● **What this task involves**: Pull out every line below holding the word "label".

● **Items from a dataset**:
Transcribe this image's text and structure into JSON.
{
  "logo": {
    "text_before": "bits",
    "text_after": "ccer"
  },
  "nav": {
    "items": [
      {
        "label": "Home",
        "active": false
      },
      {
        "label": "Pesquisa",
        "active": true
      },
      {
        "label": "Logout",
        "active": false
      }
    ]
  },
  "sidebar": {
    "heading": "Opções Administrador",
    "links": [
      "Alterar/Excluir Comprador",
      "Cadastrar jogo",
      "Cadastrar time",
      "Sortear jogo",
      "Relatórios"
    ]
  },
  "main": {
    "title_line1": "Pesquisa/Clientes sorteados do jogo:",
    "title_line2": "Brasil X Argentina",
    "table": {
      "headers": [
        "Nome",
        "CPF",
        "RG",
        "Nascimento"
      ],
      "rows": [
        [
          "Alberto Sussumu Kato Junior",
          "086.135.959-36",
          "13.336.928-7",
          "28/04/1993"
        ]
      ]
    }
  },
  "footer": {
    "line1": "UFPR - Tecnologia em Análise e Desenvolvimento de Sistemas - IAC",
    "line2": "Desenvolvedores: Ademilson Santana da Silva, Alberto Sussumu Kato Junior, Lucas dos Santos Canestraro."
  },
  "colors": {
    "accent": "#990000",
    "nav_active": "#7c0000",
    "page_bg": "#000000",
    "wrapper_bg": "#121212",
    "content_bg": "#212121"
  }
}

● **Response to the exercise**:
        "label": "Home",
        "label": "Pesquisa",
        "label": "Logout",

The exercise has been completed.